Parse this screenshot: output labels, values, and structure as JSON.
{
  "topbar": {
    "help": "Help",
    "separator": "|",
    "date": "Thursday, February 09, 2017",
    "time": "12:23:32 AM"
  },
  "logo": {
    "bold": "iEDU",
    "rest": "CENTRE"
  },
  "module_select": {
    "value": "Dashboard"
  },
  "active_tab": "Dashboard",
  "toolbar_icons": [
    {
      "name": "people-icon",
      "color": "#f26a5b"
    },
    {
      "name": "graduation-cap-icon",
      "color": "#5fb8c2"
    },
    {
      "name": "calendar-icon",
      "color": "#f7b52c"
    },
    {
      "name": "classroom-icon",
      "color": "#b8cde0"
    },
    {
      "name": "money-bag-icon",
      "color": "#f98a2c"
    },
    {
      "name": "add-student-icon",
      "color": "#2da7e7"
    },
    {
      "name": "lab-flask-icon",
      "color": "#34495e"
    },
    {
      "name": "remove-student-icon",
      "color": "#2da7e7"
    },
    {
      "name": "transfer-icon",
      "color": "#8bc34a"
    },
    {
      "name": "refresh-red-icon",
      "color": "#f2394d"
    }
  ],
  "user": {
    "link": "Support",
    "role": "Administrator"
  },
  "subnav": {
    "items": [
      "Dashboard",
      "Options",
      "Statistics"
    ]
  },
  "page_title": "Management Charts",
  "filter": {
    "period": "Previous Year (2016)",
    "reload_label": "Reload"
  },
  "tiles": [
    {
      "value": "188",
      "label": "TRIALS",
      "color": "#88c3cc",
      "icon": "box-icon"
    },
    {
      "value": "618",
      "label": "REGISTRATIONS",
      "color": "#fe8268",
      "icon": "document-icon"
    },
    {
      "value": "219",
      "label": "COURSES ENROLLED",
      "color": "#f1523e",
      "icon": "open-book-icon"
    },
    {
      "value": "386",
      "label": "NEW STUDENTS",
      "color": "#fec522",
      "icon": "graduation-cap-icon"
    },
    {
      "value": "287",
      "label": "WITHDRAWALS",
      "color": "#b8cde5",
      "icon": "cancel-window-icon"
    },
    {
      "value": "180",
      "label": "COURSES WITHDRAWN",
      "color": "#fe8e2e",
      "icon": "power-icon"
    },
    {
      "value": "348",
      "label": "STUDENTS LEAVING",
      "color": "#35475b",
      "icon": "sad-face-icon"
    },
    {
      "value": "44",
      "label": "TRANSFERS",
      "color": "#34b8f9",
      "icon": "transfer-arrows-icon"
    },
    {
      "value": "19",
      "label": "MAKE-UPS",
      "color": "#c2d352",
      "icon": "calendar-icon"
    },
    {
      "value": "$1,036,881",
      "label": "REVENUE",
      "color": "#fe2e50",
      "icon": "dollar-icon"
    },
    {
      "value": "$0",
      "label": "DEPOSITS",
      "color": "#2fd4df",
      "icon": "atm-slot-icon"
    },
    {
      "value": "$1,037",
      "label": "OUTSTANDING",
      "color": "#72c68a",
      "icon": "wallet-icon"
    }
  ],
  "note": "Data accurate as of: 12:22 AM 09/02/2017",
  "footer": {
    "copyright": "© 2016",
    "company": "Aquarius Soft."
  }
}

——————————

== Exercise requirements ==
Print all the data exactly.

== Answer ==
Parse this screenshot: output labels, values, and structure as JSON.
{
  "topbar": {
    "help": "Help",
    "separator": "|",
    "date": "Thursday, February 09, 2017",
    "time": "12:23:32 AM"
  },
  "logo": {
    "bold": "iEDU",
    "rest": "CENTRE"
  },
  "module_select": {
    "value": "Dashboard"
  },
  "active_tab": "Dashboard",
  "toolbar_icons": [
    {
      "name": "people-icon",
      "color": "#f26a5b"
    },
    {
      "name": "graduation-cap-icon",
      "color": "#5fb8c2"
    },
    {
      "name": "calendar-icon",
      "color": "#f7b52c"
    },
    {
      "name": "classroom-icon",
      "color": "#b8cde0"
    },
    {
      "name": "money-bag-icon",
      "color": "#f98a2c"
    },
    {
      "name": "add-student-icon",
      "color": "#2da7e7"
    },
    {
      "name": "lab-flask-icon",
      "color": "#34495e"
    },
    {
      "name": "remove-student-icon",
      "color": "#2da7e7"
    },
    {
      "name": "transfer-icon",
      "color": "#8bc34a"
    },
    {
      "name": "refresh-red-icon",
      "color": "#f2394d"
    }
  ],
  "user": {
    "link": "Support",
    "role": "Administrator"
  },
  "subnav": {
    "items": [
      "Dashboard",
      "Options",
      "Statistics"
    ]
  },
  "page_title": "Management Charts",
  "filter": {
    "period": "Previous Year (2016)",
    "reload_label": "Reload"
  },
  "tiles": [
    {
      "value": "188",
      "label": "TRIALS",
      "color": "#88c3cc",
      "icon": "box-icon"
    },
    {
      "value": "618",
      "label": "REGISTRATIONS",
      "color": "#fe8268",
      "icon": "document-icon"
    },
    {
      "value": "219",
      "label": "COURSES ENROLLED",
      "color": "#f1523e",
      "icon": "open-book-icon"
    },
    {
      "value": "386",
      "label": "NEW STUDENTS",
      "color": "#fec522",
      "icon": "graduation-cap-icon"
    },
    {
      "value": "287",
      "label": "WITHDRAWALS",
      "color": "#b8cde5",
      "icon": "cancel-window-icon"
    },
    {
      "value": "180",
      "label": "COURSES WITHDRAWN",
      "color": "#fe8e2e",
      "icon": "power-icon"
    },
    {
      "value": "348",
      "label": "STUDENTS LEAVING",
      "color": "#35475b",
      "icon": "sad-face-icon"
    },
    {
      "value": "44",
      "label": "TRANSFERS",
      "color": "#34b8f9",
      "icon": "transfer-arrows-icon"
    },
    {
      "value": "19",
      "label": "MAKE-UPS",
      "color": "#c2d352",
      "icon": "calendar-icon"
    },
    {
      "value": "$1,036,881",
      "label": "REVENUE",
      "color": "#fe2e50",
      "icon": "dollar-icon"
    },
    {
      "value": "$0",
      "label": "DEPOSITS",
      "color": "#2fd4df",
      "icon": "atm-slot-icon"
    },
    {
      "value": "$1,037",
      "label": "OUTSTANDING",
      "color": "#72c68a",
      "icon": "wallet-icon"
    }
  ],
  "note": "Data accurate as of: 12:22 AM 09/02/2017",
  "footer": {
    "copyright": "© 2016",
    "company": "Aquarius Soft."
  }
}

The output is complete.